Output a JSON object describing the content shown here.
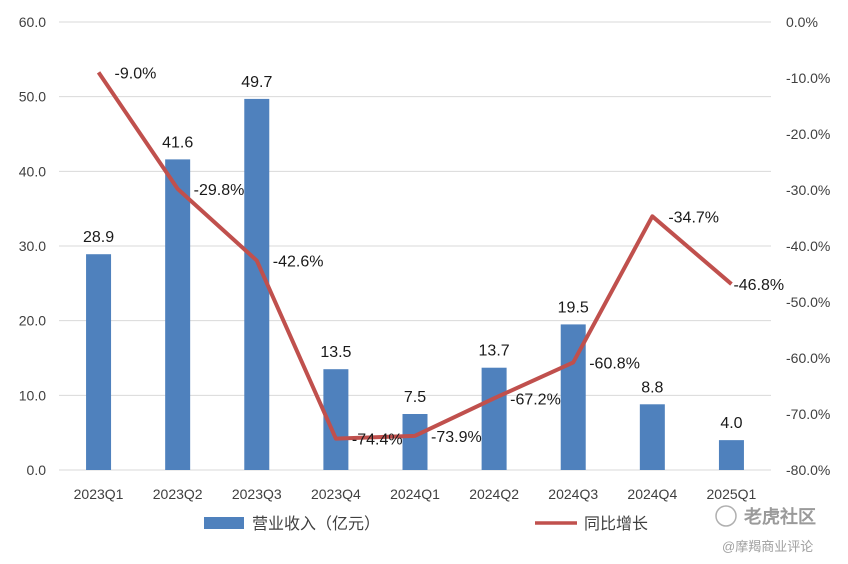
{
  "chart_data": {
    "type": "bar+line",
    "categories": [
      "2023Q1",
      "2023Q2",
      "2023Q3",
      "2023Q4",
      "2024Q1",
      "2024Q2",
      "2024Q3",
      "2024Q4",
      "2025Q1"
    ],
    "series": [
      {
        "name": "营业收入（亿元）",
        "type": "bar",
        "axis": "left",
        "color": "#4F81BD",
        "values": [
          28.9,
          41.6,
          49.7,
          13.5,
          7.5,
          13.7,
          19.5,
          8.8,
          4.0
        ],
        "labels": [
          "28.9",
          "41.6",
          "49.7",
          "13.5",
          "7.5",
          "13.7",
          "19.5",
          "8.8",
          "4.0"
        ]
      },
      {
        "name": "同比增长",
        "type": "line",
        "axis": "right",
        "color": "#C0504D",
        "values": [
          -9.0,
          -29.8,
          -42.6,
          -74.4,
          -73.9,
          -67.2,
          -60.8,
          -34.7,
          -46.8
        ],
        "labels": [
          "-9.0%",
          "-29.8%",
          "-42.6%",
          "-74.4%",
          "-73.9%",
          "-67.2%",
          "-60.8%",
          "-34.7%",
          "-46.8%"
        ]
      }
    ],
    "left_axis": {
      "ylim": [
        0,
        60
      ],
      "ticks": [
        0,
        10,
        20,
        30,
        40,
        50,
        60
      ],
      "tick_labels": [
        "0.0",
        "10.0",
        "20.0",
        "30.0",
        "40.0",
        "50.0",
        "60.0"
      ]
    },
    "right_axis": {
      "ylim": [
        -80,
        0
      ],
      "ticks": [
        -80,
        -70,
        -60,
        -50,
        -40,
        -30,
        -20,
        -10,
        0
      ],
      "tick_labels": [
        "-80.0%",
        "-70.0%",
        "-60.0%",
        "-50.0%",
        "-40.0%",
        "-30.0%",
        "-20.0%",
        "-10.0%",
        "0.0%"
      ]
    },
    "grid": true,
    "legend_position": "bottom"
  },
  "watermark": {
    "logo_text": "老虎社区",
    "sub_text": "@摩羯商业评论"
  }
}
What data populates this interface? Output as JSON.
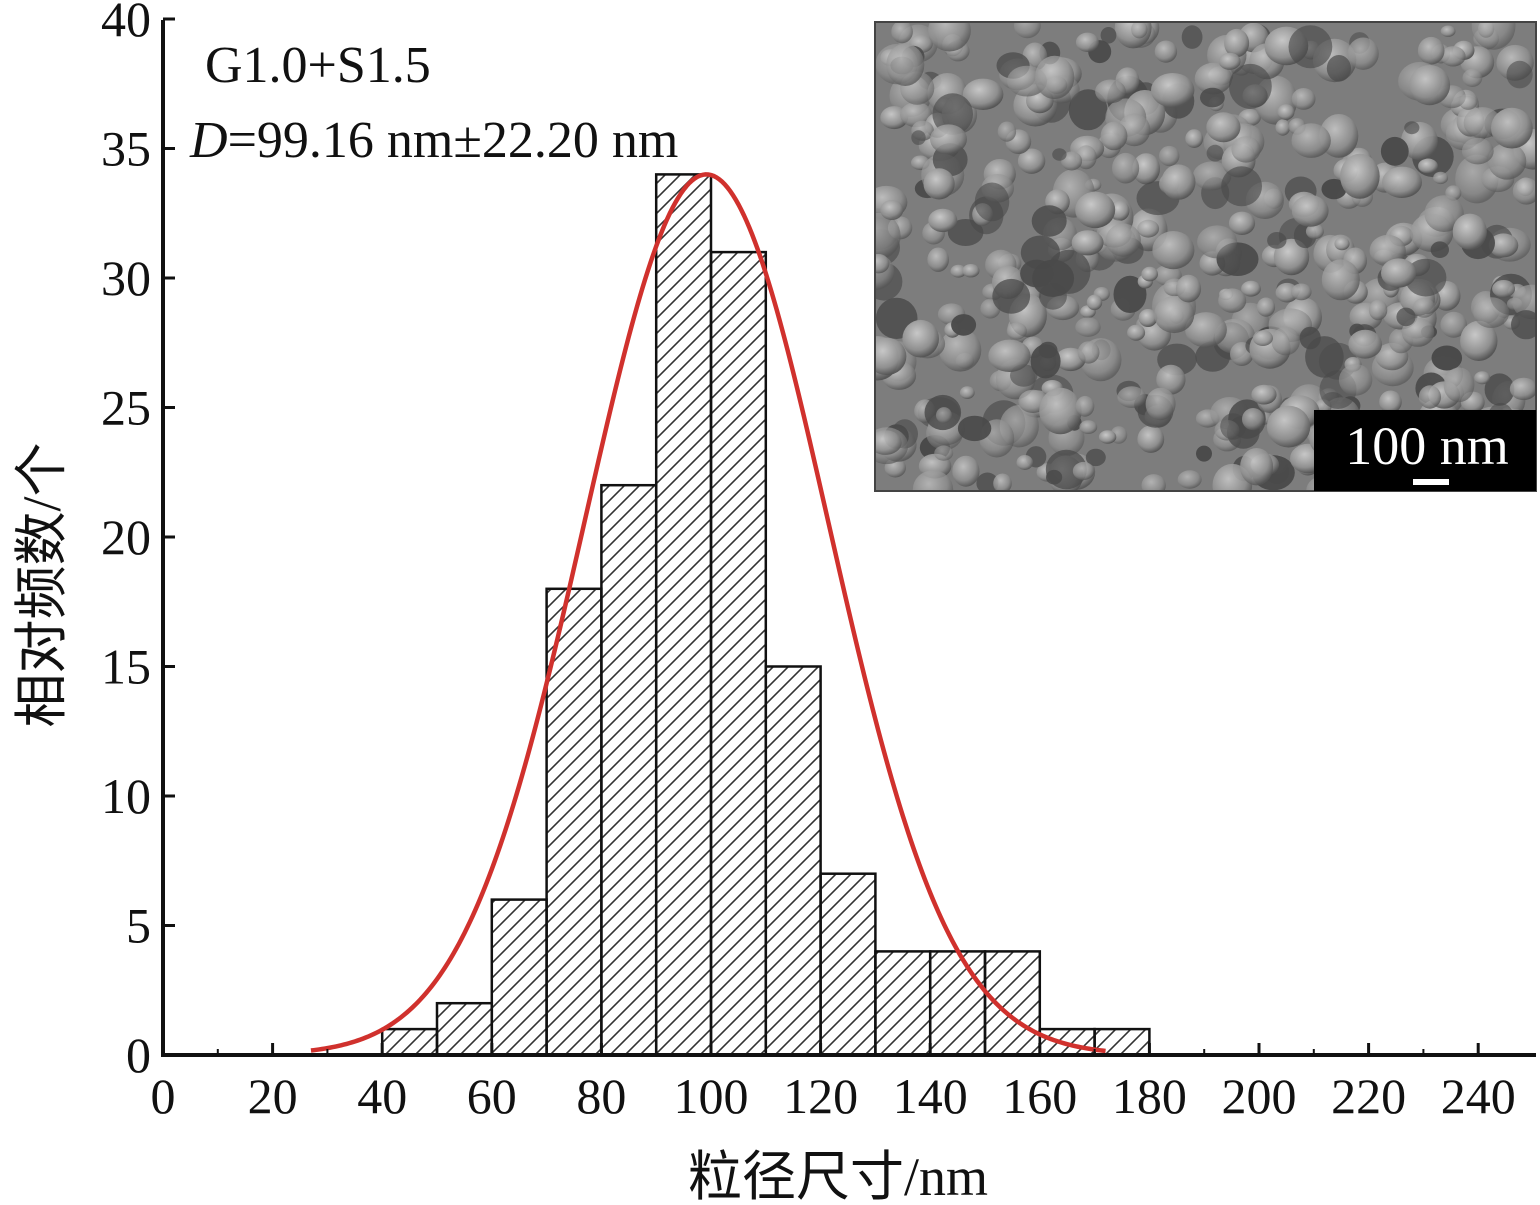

• [WHAT TO DO]
Exclude the images and reproduce the remaining data exactly.

• [COMPLETE OUTPUT]
Output a JSON object describing the content shown here.
{
  "chart_data": {
    "type": "bar+line",
    "categories": [
      "2023Q1",
      "2023Q2",
      "2023Q3",
      "2023Q4",
      "2024Q1",
      "2024Q2",
      "2024Q3",
      "2024Q4",
      "2025Q1"
    ],
    "series": [
      {
        "name": "营业收入（亿元）",
        "type": "bar",
        "axis": "left",
        "color": "#4F81BD",
        "values": [
          28.9,
          41.6,
          49.7,
          13.5,
          7.5,
          13.7,
          19.5,
          8.8,
          4.0
        ],
        "labels": [
          "28.9",
          "41.6",
          "49.7",
          "13.5",
          "7.5",
          "13.7",
          "19.5",
          "8.8",
          "4.0"
        ]
      },
      {
        "name": "同比增长",
        "type": "line",
        "axis": "right",
        "color": "#C0504D",
        "values": [
          -9.0,
          -29.8,
          -42.6,
          -74.4,
          -73.9,
          -67.2,
          -60.8,
          -34.7,
          -46.8
        ],
        "labels": [
          "-9.0%",
          "-29.8%",
          "-42.6%",
          "-74.4%",
          "-73.9%",
          "-67.2%",
          "-60.8%",
          "-34.7%",
          "-46.8%"
        ]
      }
    ],
    "left_axis": {
      "ylim": [
        0,
        60
      ],
      "ticks": [
        0,
        10,
        20,
        30,
        40,
        50,
        60
      ],
      "tick_labels": [
        "0.0",
        "10.0",
        "20.0",
        "30.0",
        "40.0",
        "50.0",
        "60.0"
      ]
    },
    "right_axis": {
      "ylim": [
        -80,
        0
      ],
      "ticks": [
        -80,
        -70,
        -60,
        -50,
        -40,
        -30,
        -20,
        -10,
        0
      ],
      "tick_labels": [
        "-80.0%",
        "-70.0%",
        "-60.0%",
        "-50.0%",
        "-40.0%",
        "-30.0%",
        "-20.0%",
        "-10.0%",
        "0.0%"
      ]
    },
    "grid": true,
    "legend_position": "bottom"
  },
  "watermark": {
    "logo_text": "老虎社区",
    "sub_text": "@摩羯商业评论"
  }
}
What data populates this interface? Output as JSON.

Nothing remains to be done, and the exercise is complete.